Records
====================
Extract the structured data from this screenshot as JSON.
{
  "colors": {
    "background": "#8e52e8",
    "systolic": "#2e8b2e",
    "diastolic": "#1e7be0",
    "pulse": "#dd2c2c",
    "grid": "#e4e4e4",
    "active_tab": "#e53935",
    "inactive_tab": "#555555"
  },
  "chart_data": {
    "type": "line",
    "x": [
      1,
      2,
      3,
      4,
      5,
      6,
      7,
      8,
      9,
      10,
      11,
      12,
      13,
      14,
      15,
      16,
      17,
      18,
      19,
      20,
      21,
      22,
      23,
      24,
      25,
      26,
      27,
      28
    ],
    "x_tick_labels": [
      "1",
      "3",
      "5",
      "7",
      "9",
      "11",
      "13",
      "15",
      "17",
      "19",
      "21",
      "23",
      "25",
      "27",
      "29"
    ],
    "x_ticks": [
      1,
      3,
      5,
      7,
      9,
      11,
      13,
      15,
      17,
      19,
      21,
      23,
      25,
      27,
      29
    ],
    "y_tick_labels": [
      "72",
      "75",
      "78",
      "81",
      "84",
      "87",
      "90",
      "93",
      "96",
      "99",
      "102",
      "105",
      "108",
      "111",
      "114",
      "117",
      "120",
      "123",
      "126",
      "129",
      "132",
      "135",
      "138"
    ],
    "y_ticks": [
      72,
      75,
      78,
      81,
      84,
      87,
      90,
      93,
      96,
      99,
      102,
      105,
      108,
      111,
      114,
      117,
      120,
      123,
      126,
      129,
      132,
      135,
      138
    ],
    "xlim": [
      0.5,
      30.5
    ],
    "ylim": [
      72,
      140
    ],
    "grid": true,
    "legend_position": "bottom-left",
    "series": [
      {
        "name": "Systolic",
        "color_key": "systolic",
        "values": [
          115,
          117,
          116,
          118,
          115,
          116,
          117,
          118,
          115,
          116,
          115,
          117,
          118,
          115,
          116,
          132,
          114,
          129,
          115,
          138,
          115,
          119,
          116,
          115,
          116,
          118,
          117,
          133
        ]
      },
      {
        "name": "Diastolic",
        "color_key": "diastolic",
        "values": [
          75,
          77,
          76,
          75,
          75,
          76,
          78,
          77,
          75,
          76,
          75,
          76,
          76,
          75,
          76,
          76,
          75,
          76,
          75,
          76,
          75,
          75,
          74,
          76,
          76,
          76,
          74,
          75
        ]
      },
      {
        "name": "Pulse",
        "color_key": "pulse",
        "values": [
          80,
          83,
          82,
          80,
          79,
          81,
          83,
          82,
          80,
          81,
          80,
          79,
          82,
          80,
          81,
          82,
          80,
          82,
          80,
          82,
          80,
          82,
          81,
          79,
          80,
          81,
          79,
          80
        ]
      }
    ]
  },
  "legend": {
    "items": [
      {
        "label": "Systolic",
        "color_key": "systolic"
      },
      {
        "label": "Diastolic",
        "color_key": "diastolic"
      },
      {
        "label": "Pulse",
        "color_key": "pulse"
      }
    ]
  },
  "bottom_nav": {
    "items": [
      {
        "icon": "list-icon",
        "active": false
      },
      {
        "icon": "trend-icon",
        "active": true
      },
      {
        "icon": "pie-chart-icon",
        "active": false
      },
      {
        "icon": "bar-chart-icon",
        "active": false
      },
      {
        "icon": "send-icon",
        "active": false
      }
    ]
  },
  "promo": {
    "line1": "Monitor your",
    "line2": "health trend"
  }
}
====================
* What you need to do
Output the complete data exactly as written.

* Written answer
Extract the structured data from this screenshot as JSON.
{
  "colors": {
    "background": "#8e52e8",
    "systolic": "#2e8b2e",
    "diastolic": "#1e7be0",
    "pulse": "#dd2c2c",
    "grid": "#e4e4e4",
    "active_tab": "#e53935",
    "inactive_tab": "#555555"
  },
  "chart_data": {
    "type": "line",
    "x": [
      1,
      2,
      3,
      4,
      5,
      6,
      7,
      8,
      9,
      10,
      11,
      12,
      13,
      14,
      15,
      16,
      17,
      18,
      19,
      20,
      21,
      22,
      23,
      24,
      25,
      26,
      27,
      28
    ],
    "x_tick_labels": [
      "1",
      "3",
      "5",
      "7",
      "9",
      "11",
      "13",
      "15",
      "17",
      "19",
      "21",
      "23",
      "25",
      "27",
      "29"
    ],
    "x_ticks": [
      1,
      3,
      5,
      7,
      9,
      11,
      13,
      15,
      17,
      19,
      21,
      23,
      25,
      27,
      29
    ],
    "y_tick_labels": [
      "72",
      "75",
      "78",
      "81",
      "84",
      "87",
      "90",
      "93",
      "96",
      "99",
      "102",
      "105",
      "108",
      "111",
      "114",
      "117",
      "120",
      "123",
      "126",
      "129",
      "132",
      "135",
      "138"
    ],
    "y_ticks": [
      72,
      75,
      78,
      81,
      84,
      87,
      90,
      93,
      96,
      99,
      102,
      105,
      108,
      111,
      114,
      117,
      120,
      123,
      126,
      129,
      132,
      135,
      138
    ],
    "xlim": [
      0.5,
      30.5
    ],
    "ylim": [
      72,
      140
    ],
    "grid": true,
    "legend_position": "bottom-left",
    "series": [
      {
        "name": "Systolic",
        "color_key": "systolic",
        "values": [
          115,
          117,
          116,
          118,
          115,
          116,
          117,
          118,
          115,
          116,
          115,
          117,
          118,
          115,
          116,
          132,
          114,
          129,
          115,
          138,
          115,
          119,
          116,
          115,
          116,
          118,
          117,
          133
        ]
      },
      {
        "name": "Diastolic",
        "color_key": "diastolic",
        "values": [
          75,
          77,
          76,
          75,
          75,
          76,
          78,
          77,
          75,
          76,
          75,
          76,
          76,
          75,
          76,
          76,
          75,
          76,
          75,
          76,
          75,
          75,
          74,
          76,
          76,
          76,
          74,
          75
        ]
      },
      {
        "name": "Pulse",
        "color_key": "pulse",
        "values": [
          80,
          83,
          82,
          80,
          79,
          81,
          83,
          82,
          80,
          81,
          80,
          79,
          82,
          80,
          81,
          82,
          80,
          82,
          80,
          82,
          80,
          82,
          81,
          79,
          80,
          81,
          79,
          80
        ]
      }
    ]
  },
  "legend": {
    "items": [
      {
        "label": "Systolic",
        "color_key": "systolic"
      },
      {
        "label": "Diastolic",
        "color_key": "diastolic"
      },
      {
        "label": "Pulse",
        "color_key": "pulse"
      }
    ]
  },
  "bottom_nav": {
    "items": [
      {
        "icon": "list-icon",
        "active": false
      },
      {
        "icon": "trend-icon",
        "active": true
      },
      {
        "icon": "pie-chart-icon",
        "active": false
      },
      {
        "icon": "bar-chart-icon",
        "active": false
      },
      {
        "icon": "send-icon",
        "active": false
      }
    ]
  },
  "promo": {
    "line1": "Monitor your",
    "line2": "health trend"
  }
}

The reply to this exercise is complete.